**EXERCISE PROMPT:** Below are records; transcribe only the line with "Read out every word on this page." and those after it, through the last line, without any change.

**DATASET RECORDS:**
# # # # #
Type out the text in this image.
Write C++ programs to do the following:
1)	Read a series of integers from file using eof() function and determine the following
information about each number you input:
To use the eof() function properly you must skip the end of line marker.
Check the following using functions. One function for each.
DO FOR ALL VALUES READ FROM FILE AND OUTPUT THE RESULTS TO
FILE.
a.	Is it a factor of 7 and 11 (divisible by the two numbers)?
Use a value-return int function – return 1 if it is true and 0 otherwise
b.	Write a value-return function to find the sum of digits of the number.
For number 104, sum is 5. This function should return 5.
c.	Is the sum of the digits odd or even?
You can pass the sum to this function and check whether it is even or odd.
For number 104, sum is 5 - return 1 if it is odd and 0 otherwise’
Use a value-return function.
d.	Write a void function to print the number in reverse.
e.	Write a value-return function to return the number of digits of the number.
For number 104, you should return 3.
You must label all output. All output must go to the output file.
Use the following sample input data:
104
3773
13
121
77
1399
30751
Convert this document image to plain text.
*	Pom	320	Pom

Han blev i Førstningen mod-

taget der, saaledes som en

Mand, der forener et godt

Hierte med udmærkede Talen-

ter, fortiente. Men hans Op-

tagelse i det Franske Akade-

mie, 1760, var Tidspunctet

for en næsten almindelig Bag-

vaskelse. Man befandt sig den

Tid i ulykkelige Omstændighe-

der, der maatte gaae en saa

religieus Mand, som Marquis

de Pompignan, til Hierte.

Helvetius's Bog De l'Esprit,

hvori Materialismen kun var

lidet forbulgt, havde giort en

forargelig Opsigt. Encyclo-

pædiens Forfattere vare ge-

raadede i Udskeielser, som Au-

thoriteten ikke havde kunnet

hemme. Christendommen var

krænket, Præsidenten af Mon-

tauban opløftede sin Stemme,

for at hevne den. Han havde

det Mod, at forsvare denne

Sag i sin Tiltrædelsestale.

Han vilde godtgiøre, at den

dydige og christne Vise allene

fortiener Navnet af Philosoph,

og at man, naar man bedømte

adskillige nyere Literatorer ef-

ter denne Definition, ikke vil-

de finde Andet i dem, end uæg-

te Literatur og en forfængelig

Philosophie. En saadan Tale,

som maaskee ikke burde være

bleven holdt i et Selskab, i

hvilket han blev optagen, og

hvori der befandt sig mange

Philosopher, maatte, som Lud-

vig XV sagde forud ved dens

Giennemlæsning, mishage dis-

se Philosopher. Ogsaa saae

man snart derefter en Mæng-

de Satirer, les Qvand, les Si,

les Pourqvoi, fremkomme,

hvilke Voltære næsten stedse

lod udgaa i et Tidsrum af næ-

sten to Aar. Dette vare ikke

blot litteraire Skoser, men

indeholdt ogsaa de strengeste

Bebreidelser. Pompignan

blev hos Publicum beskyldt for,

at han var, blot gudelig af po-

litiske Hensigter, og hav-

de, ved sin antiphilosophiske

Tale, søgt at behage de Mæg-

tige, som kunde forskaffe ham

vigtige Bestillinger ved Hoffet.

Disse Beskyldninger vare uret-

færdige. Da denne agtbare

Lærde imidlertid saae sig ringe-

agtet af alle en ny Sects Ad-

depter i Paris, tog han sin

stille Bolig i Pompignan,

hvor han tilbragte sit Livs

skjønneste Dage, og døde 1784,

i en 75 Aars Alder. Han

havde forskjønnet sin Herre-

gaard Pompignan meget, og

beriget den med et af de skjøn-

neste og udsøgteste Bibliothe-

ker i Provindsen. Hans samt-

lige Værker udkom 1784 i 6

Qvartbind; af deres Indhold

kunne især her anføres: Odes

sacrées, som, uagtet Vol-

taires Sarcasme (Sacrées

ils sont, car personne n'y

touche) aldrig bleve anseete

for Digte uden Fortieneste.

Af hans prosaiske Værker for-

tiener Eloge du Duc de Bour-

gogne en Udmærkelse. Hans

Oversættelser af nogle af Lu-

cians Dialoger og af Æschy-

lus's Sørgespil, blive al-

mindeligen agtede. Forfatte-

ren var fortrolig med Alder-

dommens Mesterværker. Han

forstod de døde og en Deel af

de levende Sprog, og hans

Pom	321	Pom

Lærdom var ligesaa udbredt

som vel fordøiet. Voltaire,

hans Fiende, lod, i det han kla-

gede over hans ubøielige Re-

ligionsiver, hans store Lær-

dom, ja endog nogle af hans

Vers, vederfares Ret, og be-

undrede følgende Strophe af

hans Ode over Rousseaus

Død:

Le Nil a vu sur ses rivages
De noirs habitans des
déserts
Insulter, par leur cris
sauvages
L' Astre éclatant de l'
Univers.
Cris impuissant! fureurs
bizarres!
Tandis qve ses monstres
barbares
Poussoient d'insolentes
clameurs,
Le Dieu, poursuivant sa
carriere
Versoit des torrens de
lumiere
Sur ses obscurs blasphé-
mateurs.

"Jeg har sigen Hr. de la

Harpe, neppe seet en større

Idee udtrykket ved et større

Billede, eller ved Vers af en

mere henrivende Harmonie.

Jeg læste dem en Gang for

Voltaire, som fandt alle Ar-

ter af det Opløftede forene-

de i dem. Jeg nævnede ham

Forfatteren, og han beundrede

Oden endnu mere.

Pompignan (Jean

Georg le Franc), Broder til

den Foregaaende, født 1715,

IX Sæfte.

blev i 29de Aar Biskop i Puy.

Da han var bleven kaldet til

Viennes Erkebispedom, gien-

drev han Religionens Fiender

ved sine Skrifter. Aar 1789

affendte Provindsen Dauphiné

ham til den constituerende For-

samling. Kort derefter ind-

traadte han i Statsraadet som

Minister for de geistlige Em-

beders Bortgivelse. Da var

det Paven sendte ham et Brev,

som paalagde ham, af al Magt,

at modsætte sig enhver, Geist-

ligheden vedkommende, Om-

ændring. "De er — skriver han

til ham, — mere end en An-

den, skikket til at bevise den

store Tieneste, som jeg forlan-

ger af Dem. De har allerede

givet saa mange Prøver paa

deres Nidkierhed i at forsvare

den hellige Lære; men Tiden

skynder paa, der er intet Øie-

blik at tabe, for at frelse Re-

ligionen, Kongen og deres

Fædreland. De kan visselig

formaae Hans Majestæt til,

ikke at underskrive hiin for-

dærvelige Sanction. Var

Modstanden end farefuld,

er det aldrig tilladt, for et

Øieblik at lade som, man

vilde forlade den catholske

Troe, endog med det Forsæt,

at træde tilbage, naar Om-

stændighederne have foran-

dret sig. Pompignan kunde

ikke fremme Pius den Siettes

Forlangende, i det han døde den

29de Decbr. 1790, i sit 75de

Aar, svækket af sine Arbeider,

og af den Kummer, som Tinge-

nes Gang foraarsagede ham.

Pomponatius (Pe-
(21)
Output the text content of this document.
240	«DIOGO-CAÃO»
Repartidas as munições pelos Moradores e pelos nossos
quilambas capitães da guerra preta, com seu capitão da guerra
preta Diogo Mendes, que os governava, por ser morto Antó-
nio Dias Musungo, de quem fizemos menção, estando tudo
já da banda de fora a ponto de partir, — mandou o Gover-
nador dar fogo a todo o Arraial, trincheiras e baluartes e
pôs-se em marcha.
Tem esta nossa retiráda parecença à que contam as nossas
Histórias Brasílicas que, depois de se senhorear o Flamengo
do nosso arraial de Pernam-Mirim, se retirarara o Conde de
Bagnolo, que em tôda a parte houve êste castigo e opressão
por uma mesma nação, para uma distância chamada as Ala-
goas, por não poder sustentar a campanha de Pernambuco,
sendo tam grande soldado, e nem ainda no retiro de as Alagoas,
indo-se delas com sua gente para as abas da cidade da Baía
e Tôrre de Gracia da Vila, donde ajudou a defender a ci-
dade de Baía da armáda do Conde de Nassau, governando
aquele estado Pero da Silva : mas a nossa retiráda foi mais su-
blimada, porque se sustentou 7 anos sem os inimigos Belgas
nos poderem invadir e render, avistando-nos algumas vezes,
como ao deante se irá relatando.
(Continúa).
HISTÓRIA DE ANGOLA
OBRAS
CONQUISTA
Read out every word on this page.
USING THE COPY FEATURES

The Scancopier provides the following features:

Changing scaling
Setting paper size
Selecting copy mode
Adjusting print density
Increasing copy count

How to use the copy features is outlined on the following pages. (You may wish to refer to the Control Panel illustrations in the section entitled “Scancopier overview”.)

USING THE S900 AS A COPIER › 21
# # # # #
**WRITTEN RESPONSE:**
Read out every word on this page.
USING THE COPY FEATURES

The Scancopier provides the following features:

Changing scaling
Setting paper size
Selecting copy mode
Adjusting print density
Increasing copy count

How to use the copy features is outlined on the following pages. (You may wish to refer to the Control Panel illustrations in the section entitled “Scancopier overview”.)

USING THE S900 AS A COPIER › 21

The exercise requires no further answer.